Problem to solve → Check every line of the entries for "brightness", and copy the lines that hold it.

START Raw records

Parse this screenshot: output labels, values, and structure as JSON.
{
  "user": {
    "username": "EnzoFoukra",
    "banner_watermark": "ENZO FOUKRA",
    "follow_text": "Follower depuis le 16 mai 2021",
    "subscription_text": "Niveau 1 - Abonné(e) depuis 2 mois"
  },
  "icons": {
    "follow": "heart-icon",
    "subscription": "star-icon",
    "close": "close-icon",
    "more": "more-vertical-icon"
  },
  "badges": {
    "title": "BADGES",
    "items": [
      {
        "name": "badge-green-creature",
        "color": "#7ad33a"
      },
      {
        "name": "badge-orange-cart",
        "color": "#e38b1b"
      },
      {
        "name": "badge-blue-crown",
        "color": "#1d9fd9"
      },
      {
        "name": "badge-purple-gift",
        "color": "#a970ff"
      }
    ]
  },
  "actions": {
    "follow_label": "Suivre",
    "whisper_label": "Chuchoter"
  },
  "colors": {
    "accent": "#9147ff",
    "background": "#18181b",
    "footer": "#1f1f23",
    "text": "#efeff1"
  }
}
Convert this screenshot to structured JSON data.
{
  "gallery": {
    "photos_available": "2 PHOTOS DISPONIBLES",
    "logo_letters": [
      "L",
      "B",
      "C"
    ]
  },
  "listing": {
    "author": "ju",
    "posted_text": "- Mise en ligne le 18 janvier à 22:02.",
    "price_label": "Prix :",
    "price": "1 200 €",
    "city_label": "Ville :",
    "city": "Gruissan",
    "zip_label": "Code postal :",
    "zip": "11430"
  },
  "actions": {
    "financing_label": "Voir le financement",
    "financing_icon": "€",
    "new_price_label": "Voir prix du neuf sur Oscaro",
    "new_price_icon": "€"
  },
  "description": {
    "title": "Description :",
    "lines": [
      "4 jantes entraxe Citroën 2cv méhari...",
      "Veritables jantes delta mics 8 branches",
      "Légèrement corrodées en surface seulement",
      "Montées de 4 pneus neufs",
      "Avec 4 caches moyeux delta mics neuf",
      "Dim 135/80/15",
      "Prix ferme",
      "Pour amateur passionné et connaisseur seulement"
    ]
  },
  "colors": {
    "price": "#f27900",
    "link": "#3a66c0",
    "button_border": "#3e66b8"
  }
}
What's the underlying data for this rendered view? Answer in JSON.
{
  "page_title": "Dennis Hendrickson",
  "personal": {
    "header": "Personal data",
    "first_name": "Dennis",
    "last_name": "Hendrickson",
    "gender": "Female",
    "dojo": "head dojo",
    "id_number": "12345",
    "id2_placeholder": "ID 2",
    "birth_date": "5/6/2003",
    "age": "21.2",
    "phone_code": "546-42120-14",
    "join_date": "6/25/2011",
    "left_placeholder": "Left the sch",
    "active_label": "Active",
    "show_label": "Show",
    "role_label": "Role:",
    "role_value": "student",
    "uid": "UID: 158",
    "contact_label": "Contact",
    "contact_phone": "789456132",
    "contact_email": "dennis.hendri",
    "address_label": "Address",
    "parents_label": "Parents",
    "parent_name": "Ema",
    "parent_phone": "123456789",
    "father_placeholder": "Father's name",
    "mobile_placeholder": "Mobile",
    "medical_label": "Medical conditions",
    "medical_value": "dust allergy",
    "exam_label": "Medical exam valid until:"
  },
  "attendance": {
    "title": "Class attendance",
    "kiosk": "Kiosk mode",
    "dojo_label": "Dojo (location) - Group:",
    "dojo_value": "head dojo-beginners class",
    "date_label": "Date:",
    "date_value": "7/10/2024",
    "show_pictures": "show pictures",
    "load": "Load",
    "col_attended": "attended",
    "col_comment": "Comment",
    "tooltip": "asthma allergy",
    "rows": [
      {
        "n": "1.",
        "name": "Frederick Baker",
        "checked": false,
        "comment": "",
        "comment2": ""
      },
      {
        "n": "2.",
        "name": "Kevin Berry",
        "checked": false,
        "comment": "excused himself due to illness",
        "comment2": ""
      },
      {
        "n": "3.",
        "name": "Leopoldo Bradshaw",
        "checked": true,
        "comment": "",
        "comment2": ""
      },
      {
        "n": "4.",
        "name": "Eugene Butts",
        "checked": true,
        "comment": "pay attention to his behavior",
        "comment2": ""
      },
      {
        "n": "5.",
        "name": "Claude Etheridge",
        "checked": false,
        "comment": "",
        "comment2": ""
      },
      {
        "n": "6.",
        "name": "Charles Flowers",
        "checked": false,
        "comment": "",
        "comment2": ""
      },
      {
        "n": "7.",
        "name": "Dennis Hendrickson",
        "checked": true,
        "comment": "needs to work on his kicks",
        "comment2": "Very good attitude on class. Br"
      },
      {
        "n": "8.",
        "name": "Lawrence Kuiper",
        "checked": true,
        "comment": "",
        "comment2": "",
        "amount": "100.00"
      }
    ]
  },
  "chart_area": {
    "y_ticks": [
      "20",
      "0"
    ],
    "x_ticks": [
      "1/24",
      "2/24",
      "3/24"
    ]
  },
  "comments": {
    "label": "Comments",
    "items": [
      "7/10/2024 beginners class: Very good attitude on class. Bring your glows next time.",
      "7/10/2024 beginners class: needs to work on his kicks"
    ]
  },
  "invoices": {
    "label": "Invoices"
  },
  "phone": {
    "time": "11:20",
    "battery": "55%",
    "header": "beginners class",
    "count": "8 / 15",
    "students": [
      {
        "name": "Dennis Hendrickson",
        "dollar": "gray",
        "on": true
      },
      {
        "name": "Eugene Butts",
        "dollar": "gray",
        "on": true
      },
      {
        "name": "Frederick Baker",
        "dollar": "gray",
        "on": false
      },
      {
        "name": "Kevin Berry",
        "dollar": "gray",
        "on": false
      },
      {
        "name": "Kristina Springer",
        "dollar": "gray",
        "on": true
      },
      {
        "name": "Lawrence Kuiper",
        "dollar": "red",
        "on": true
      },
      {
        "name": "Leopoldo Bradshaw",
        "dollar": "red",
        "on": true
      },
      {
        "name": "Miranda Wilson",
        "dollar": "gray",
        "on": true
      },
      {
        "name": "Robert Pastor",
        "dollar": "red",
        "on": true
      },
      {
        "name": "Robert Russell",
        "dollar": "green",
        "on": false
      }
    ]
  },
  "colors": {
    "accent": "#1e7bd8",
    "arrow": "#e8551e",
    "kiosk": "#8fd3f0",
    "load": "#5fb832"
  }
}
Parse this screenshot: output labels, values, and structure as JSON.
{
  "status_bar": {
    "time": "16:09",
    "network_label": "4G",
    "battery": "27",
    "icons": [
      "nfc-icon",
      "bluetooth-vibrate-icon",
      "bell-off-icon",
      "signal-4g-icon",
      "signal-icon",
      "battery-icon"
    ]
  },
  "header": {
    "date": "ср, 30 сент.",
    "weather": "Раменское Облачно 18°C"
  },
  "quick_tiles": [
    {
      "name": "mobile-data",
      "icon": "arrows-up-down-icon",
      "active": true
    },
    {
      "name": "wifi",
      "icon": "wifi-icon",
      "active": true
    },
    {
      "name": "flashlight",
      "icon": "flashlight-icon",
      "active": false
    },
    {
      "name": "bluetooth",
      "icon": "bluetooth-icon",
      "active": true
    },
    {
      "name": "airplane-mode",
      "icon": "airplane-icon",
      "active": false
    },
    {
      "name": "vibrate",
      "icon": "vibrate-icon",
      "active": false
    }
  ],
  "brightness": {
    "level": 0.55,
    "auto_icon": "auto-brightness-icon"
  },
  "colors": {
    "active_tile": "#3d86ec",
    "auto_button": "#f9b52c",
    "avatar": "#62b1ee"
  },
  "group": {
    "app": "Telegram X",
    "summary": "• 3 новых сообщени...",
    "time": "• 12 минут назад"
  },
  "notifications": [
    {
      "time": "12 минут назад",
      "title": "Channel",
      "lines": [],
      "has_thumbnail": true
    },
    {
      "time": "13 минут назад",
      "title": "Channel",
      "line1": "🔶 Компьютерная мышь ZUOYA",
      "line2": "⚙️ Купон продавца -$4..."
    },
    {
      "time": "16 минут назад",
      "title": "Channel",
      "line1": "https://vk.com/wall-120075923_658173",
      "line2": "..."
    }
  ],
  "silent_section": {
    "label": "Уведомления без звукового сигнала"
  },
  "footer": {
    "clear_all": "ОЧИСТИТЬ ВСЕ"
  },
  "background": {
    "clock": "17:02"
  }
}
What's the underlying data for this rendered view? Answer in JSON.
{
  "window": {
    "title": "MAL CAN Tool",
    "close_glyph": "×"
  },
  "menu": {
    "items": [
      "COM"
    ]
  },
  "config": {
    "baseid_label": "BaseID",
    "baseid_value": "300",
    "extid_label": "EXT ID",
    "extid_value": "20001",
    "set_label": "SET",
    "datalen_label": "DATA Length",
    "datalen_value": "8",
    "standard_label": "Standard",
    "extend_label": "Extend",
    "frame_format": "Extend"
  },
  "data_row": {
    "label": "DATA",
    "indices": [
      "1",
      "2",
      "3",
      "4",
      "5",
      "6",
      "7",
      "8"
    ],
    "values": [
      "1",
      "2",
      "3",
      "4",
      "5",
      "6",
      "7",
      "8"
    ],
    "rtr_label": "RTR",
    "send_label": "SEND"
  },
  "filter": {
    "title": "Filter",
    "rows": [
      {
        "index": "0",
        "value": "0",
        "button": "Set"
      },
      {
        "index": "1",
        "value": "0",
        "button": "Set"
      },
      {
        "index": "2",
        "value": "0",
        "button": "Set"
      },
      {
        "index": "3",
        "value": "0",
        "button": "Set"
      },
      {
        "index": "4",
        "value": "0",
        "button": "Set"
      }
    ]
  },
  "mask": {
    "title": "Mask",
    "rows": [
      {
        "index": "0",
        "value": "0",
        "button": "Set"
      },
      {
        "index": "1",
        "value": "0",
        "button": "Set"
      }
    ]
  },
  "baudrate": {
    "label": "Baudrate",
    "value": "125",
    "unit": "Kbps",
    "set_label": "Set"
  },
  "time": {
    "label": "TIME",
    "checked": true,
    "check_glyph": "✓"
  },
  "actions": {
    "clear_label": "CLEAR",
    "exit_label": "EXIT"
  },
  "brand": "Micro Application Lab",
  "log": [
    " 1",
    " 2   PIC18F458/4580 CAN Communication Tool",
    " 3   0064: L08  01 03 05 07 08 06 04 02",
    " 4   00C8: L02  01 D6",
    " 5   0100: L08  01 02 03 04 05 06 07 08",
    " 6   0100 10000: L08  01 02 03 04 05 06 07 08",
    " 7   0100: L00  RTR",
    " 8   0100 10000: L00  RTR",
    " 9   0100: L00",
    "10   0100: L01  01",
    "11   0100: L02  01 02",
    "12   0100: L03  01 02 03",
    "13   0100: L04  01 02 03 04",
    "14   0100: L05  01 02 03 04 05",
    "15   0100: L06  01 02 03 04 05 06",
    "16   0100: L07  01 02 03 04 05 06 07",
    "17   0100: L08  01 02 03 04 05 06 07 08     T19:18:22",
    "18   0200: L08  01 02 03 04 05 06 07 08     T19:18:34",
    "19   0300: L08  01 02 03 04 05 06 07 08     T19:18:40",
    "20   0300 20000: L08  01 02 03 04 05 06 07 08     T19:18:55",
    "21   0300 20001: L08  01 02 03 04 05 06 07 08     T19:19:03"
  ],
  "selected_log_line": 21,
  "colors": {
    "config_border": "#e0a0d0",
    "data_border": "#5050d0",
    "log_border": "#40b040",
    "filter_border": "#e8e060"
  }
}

END Raw records

The completed task →
  "brightness": {
    "auto_icon": "auto-brightness-icon"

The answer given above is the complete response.